Page content records:
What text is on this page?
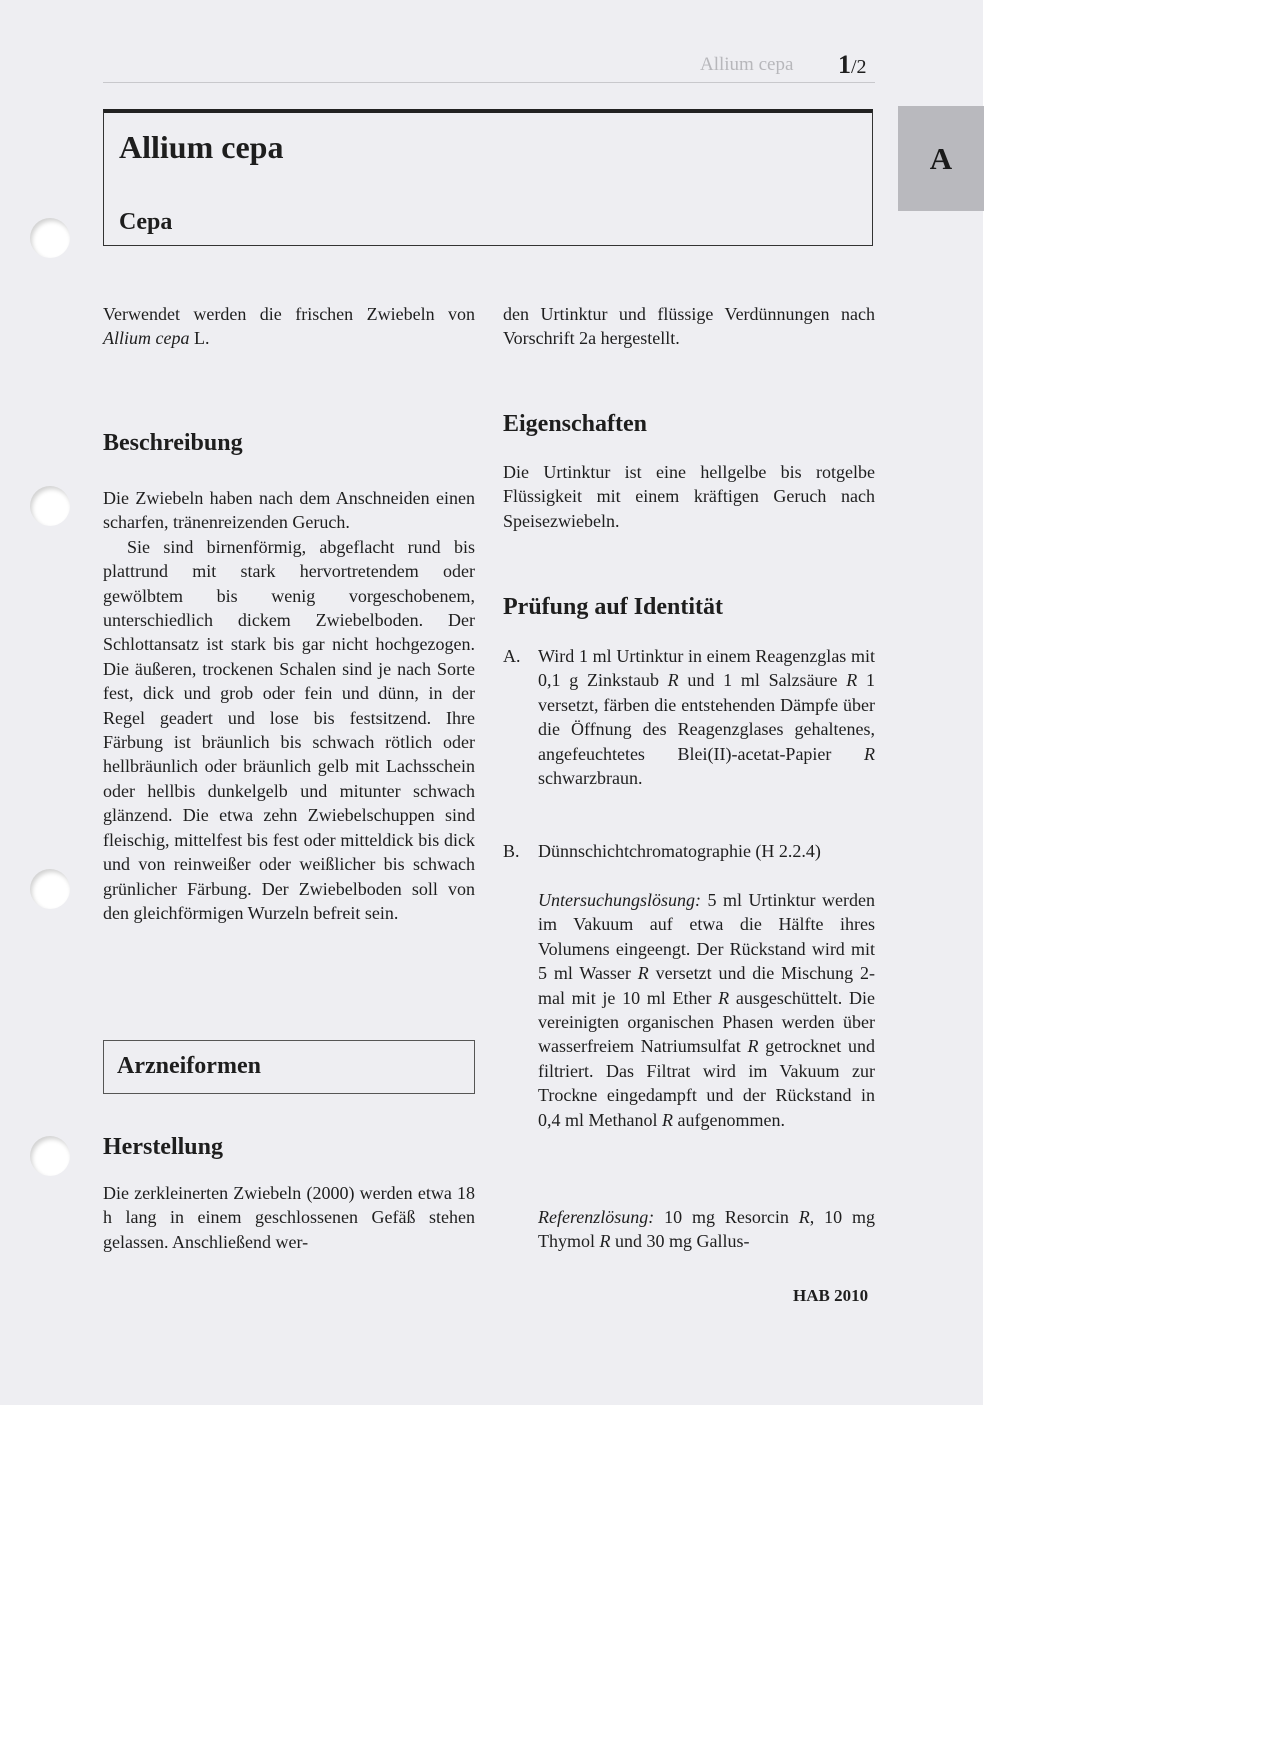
Allium cepa 1/2
A
Allium cepa
Cepa

Verwendet werden die frischen Zwiebeln von Allium cepa L.

Beschreibung

Die Zwiebeln haben nach dem Anschneiden einen scharfen, tränenreizenden Geruch.

Sie sind birnenförmig, abgeflacht rund bis plattrund mit stark hervortretendem oder gewölbtem bis wenig vorgeschobenem, unterschiedlich dickem Zwiebelboden. Der Schlottansatz ist stark bis gar nicht hochgezogen. Die äußeren, trockenen Schalen sind je nach Sorte fest, dick und grob oder fein und dünn, in der Regel geadert und lose bis festsitzend. Ihre Färbung ist bräunlich bis schwach rötlich oder hellbräunlich oder bräunlich gelb mit Lachsschein oder hellbis dunkelgelb und mitunter schwach glänzend. Die etwa zehn Zwiebelschuppen sind fleischig, mittelfest bis fest oder mitteldick bis dick und von reinweißer oder weißlicher bis schwach grünlicher Färbung. Der Zwiebelboden soll von den gleichförmigen Wurzeln befreit sein.

Arzneiformen
Herstellung

Die zerkleinerten Zwiebeln (2000) werden etwa 18 h lang in einem geschlossenen Gefäß stehen gelassen. Anschließend wer-

den Urtinktur und flüssige Verdünnungen nach Vorschrift 2a hergestellt.

Eigenschaften

Die Urtinktur ist eine hellgelbe bis rotgelbe Flüssigkeit mit einem kräftigen Geruch nach Speisezwiebeln.

Prüfung auf Identität
A. Wird 1 ml Urtinktur in einem Reagenzglas mit 0,1 g Zinkstaub R und 1 ml Salzsäure R 1 versetzt, färben die entstehenden Dämpfe über die Öffnung des Reagenzglases gehaltenes, angefeuchtetes Blei(II)-acetat-Papier R schwarzbraun.
B. Dünnschichtchromatographie (H 2.2.4)

Untersuchungslösung: 5 ml Urtinktur werden im Vakuum auf etwa die Hälfte ihres Volumens eingeengt. Der Rückstand wird mit 5 ml Wasser R versetzt und die Mischung 2-mal mit je 10 ml Ether R ausgeschüttelt. Die vereinigten organischen Phasen werden über wasserfreiem Natriumsulfat R getrocknet und filtriert. Das Filtrat wird im Vakuum zur Trockne eingedampft und der Rückstand in 0,4 ml Methanol R aufgenommen.

Referenzlösung: 10 mg Resorcin R, 10 mg Thymol R und 30 mg Gallus-

HAB 2010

INSTRUCTIONS TO FOLLOW:
Please ensure that the data above is repeated exactly, with no pictures in the copy.

FINAL ANSWER:
What text is on this page?
Allium cepa 1/2
A
Allium cepa
Cepa

Verwendet werden die frischen Zwiebeln von Allium cepa L.

Beschreibung

Die Zwiebeln haben nach dem Anschneiden einen scharfen, tränenreizenden Geruch.

Sie sind birnenförmig, abgeflacht rund bis plattrund mit stark hervortretendem oder gewölbtem bis wenig vorgeschobenem, unterschiedlich dickem Zwiebelboden. Der Schlottansatz ist stark bis gar nicht hochgezogen. Die äußeren, trockenen Schalen sind je nach Sorte fest, dick und grob oder fein und dünn, in der Regel geadert und lose bis festsitzend. Ihre Färbung ist bräunlich bis schwach rötlich oder hellbräunlich oder bräunlich gelb mit Lachsschein oder hellbis dunkelgelb und mitunter schwach glänzend. Die etwa zehn Zwiebelschuppen sind fleischig, mittelfest bis fest oder mitteldick bis dick und von reinweißer oder weißlicher bis schwach grünlicher Färbung. Der Zwiebelboden soll von den gleichförmigen Wurzeln befreit sein.

Arzneiformen
Herstellung

Die zerkleinerten Zwiebeln (2000) werden etwa 18 h lang in einem geschlossenen Gefäß stehen gelassen. Anschließend wer-

den Urtinktur und flüssige Verdünnungen nach Vorschrift 2a hergestellt.

Eigenschaften

Die Urtinktur ist eine hellgelbe bis rotgelbe Flüssigkeit mit einem kräftigen Geruch nach Speisezwiebeln.

Prüfung auf Identität
A. Wird 1 ml Urtinktur in einem Reagenzglas mit 0,1 g Zinkstaub R und 1 ml Salzsäure R 1 versetzt, färben die entstehenden Dämpfe über die Öffnung des Reagenzglases gehaltenes, angefeuchtetes Blei(II)-acetat-Papier R schwarzbraun.
B. Dünnschichtchromatographie (H 2.2.4)

Untersuchungslösung: 5 ml Urtinktur werden im Vakuum auf etwa die Hälfte ihres Volumens eingeengt. Der Rückstand wird mit 5 ml Wasser R versetzt und die Mischung 2-mal mit je 10 ml Ether R ausgeschüttelt. Die vereinigten organischen Phasen werden über wasserfreiem Natriumsulfat R getrocknet und filtriert. Das Filtrat wird im Vakuum zur Trockne eingedampft und der Rückstand in 0,4 ml Methanol R aufgenommen.

Referenzlösung: 10 mg Resorcin R, 10 mg Thymol R und 30 mg Gallus-

HAB 2010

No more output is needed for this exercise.